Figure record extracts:
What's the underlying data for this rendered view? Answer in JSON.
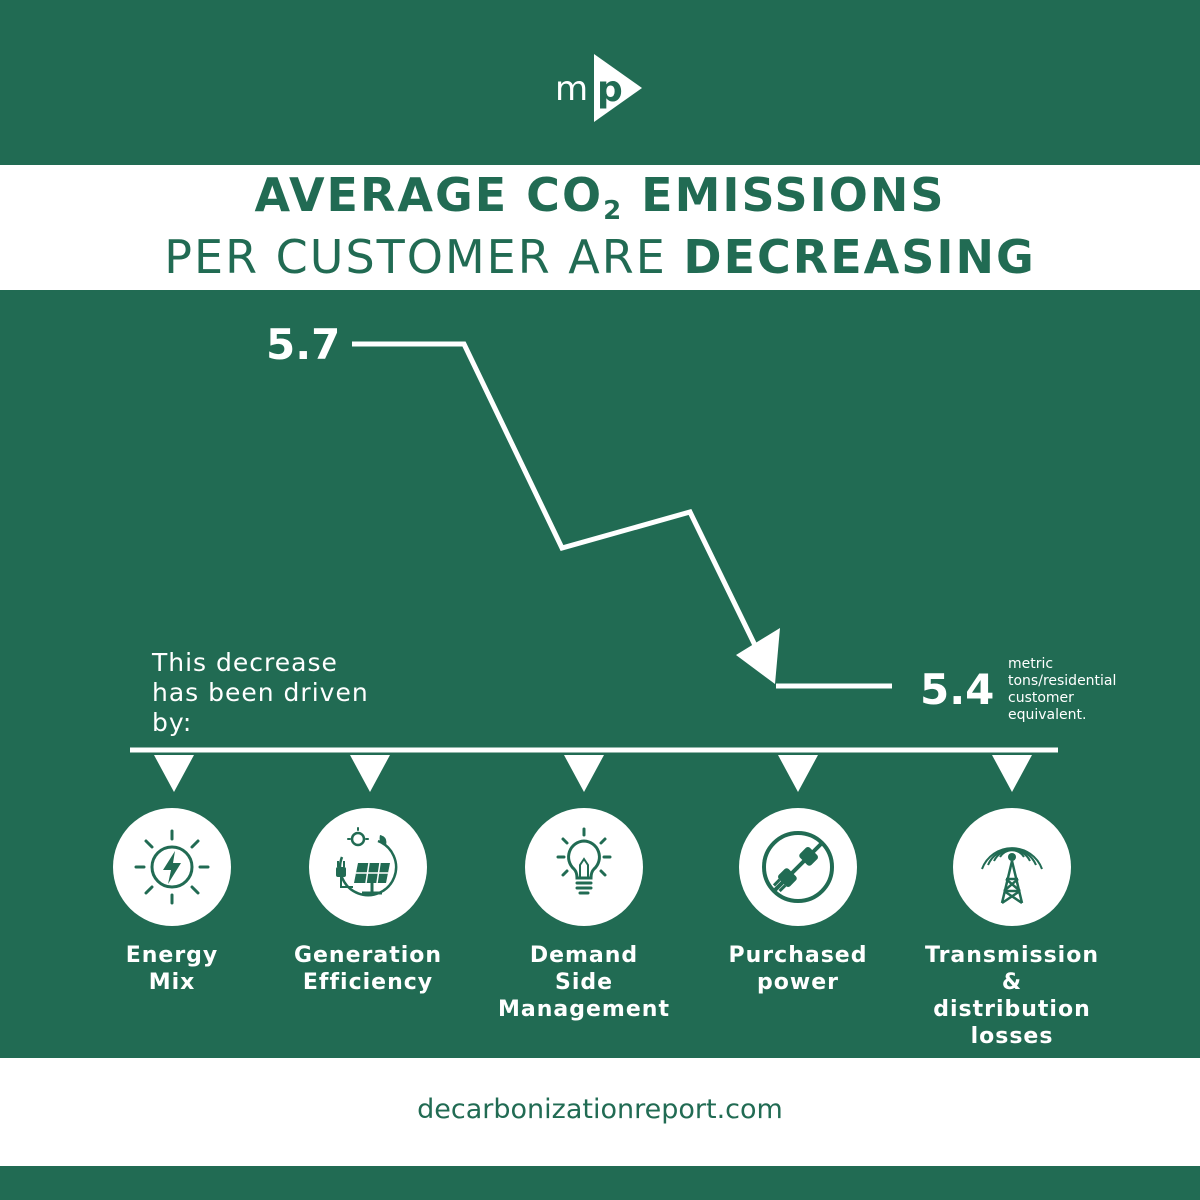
{
  "brand": {
    "logo_text": "mp"
  },
  "title": {
    "line1_prefix": "AVERAGE CO",
    "line1_sub": "2",
    "line1_suffix": " EMISSIONS",
    "line2_regular": "PER CUSTOMER ARE ",
    "line2_bold": "DECREASING"
  },
  "chart_data": {
    "type": "line",
    "series": [
      {
        "values": [
          5.7,
          5.4
        ]
      }
    ],
    "start_label": "5.7",
    "end_label": "5.4",
    "unit_note": "metric tons/residential customer equivalent."
  },
  "drivers": {
    "intro": "This decrease has been driven by:",
    "items": [
      {
        "label_line1": "Energy",
        "label_line2": "Mix",
        "label_line3": "",
        "icon": "lightning-icon"
      },
      {
        "label_line1": "Generation",
        "label_line2": "Efficiency",
        "label_line3": "",
        "icon": "solar-panel-icon"
      },
      {
        "label_line1": "Demand",
        "label_line2": "Side",
        "label_line3": "Management",
        "icon": "lightbulb-icon"
      },
      {
        "label_line1": "Purchased",
        "label_line2": "power",
        "label_line3": "",
        "icon": "plug-icon"
      },
      {
        "label_line1": "Transmission &",
        "label_line2": "distribution",
        "label_line3": "losses",
        "icon": "tower-icon"
      }
    ]
  },
  "footer": {
    "url": "decarbonizationreport.com"
  },
  "colors": {
    "primary": "#216b53",
    "white": "#ffffff"
  }
}
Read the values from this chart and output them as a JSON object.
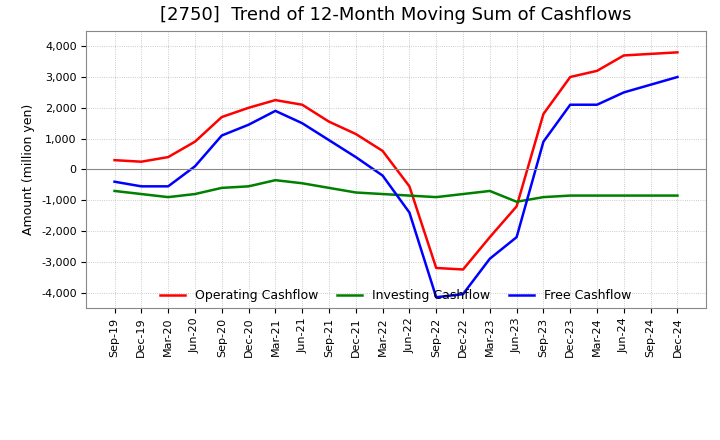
{
  "title": "[2750]  Trend of 12-Month Moving Sum of Cashflows",
  "ylabel": "Amount (million yen)",
  "ylim": [
    -4500,
    4500
  ],
  "yticks": [
    -4000,
    -3000,
    -2000,
    -1000,
    0,
    1000,
    2000,
    3000,
    4000
  ],
  "x_labels": [
    "Sep-19",
    "Dec-19",
    "Mar-20",
    "Jun-20",
    "Sep-20",
    "Dec-20",
    "Mar-21",
    "Jun-21",
    "Sep-21",
    "Dec-21",
    "Mar-22",
    "Jun-22",
    "Sep-22",
    "Dec-22",
    "Mar-23",
    "Jun-23",
    "Sep-23",
    "Dec-23",
    "Mar-24",
    "Jun-24",
    "Sep-24",
    "Dec-24"
  ],
  "operating": [
    300,
    250,
    400,
    900,
    1700,
    2000,
    2250,
    2100,
    1550,
    1150,
    600,
    -550,
    -3200,
    -3250,
    -2200,
    -1200,
    1800,
    3000,
    3200,
    3700,
    3750,
    3800
  ],
  "investing": [
    -700,
    -800,
    -900,
    -800,
    -600,
    -550,
    -350,
    -450,
    -600,
    -750,
    -800,
    -850,
    -900,
    -800,
    -700,
    -1050,
    -900,
    -850,
    -850,
    -850,
    -850,
    -850
  ],
  "free": [
    -400,
    -550,
    -550,
    100,
    1100,
    1450,
    1900,
    1500,
    950,
    400,
    -200,
    -1400,
    -4150,
    -4050,
    -2900,
    -2200,
    900,
    2100,
    2100,
    2500,
    2750,
    3000
  ],
  "operating_color": "#ff0000",
  "investing_color": "#008000",
  "free_color": "#0000ff",
  "background_color": "#ffffff",
  "grid_color": "#aaaaaa",
  "title_fontsize": 13,
  "axis_fontsize": 9,
  "tick_fontsize": 8
}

Written task
Copy the records above exactly, omitting every picture.

Solution to the exercise
What's the underlying data for this rendered view? Answer in JSON.
{
  "brand": {
    "logo_text": "mp"
  },
  "title": {
    "line1_prefix": "AVERAGE CO",
    "line1_sub": "2",
    "line1_suffix": " EMISSIONS",
    "line2_regular": "PER CUSTOMER ARE ",
    "line2_bold": "DECREASING"
  },
  "chart_data": {
    "type": "line",
    "series": [
      {
        "values": [
          5.7,
          5.4
        ]
      }
    ],
    "start_label": "5.7",
    "end_label": "5.4",
    "unit_note": "metric tons/residential customer equivalent."
  },
  "drivers": {
    "intro": "This decrease has been driven by:",
    "items": [
      {
        "label_line1": "Energy",
        "label_line2": "Mix",
        "label_line3": "",
        "icon": "lightning-icon"
      },
      {
        "label_line1": "Generation",
        "label_line2": "Efficiency",
        "label_line3": "",
        "icon": "solar-panel-icon"
      },
      {
        "label_line1": "Demand",
        "label_line2": "Side",
        "label_line3": "Management",
        "icon": "lightbulb-icon"
      },
      {
        "label_line1": "Purchased",
        "label_line2": "power",
        "label_line3": "",
        "icon": "plug-icon"
      },
      {
        "label_line1": "Transmission &",
        "label_line2": "distribution",
        "label_line3": "losses",
        "icon": "tower-icon"
      }
    ]
  },
  "footer": {
    "url": "decarbonizationreport.com"
  },
  "colors": {
    "primary": "#216b53",
    "white": "#ffffff"
  }
}
Read the values from this chart and output them as a JSON object.
{
  "title": "[2750]  Trend of 12-Month Moving Sum of Cashflows",
  "ylabel": "Amount (million yen)",
  "ylim": [
    -4500,
    4500
  ],
  "yticks": [
    -4000,
    -3000,
    -2000,
    -1000,
    0,
    1000,
    2000,
    3000,
    4000
  ],
  "x_labels": [
    "Sep-19",
    "Dec-19",
    "Mar-20",
    "Jun-20",
    "Sep-20",
    "Dec-20",
    "Mar-21",
    "Jun-21",
    "Sep-21",
    "Dec-21",
    "Mar-22",
    "Jun-22",
    "Sep-22",
    "Dec-22",
    "Mar-23",
    "Jun-23",
    "Sep-23",
    "Dec-23",
    "Mar-24",
    "Jun-24",
    "Sep-24",
    "Dec-24"
  ],
  "operating": [
    300,
    250,
    400,
    900,
    1700,
    2000,
    2250,
    2100,
    1550,
    1150,
    600,
    -550,
    -3200,
    -3250,
    -2200,
    -1200,
    1800,
    3000,
    3200,
    3700,
    3750,
    3800
  ],
  "investing": [
    -700,
    -800,
    -900,
    -800,
    -600,
    -550,
    -350,
    -450,
    -600,
    -750,
    -800,
    -850,
    -900,
    -800,
    -700,
    -1050,
    -900,
    -850,
    -850,
    -850,
    -850,
    -850
  ],
  "free": [
    -400,
    -550,
    -550,
    100,
    1100,
    1450,
    1900,
    1500,
    950,
    400,
    -200,
    -1400,
    -4150,
    -4050,
    -2900,
    -2200,
    900,
    2100,
    2100,
    2500,
    2750,
    3000
  ],
  "operating_color": "#ff0000",
  "investing_color": "#008000",
  "free_color": "#0000ff",
  "background_color": "#ffffff",
  "grid_color": "#aaaaaa",
  "title_fontsize": 13,
  "axis_fontsize": 9,
  "tick_fontsize": 8
}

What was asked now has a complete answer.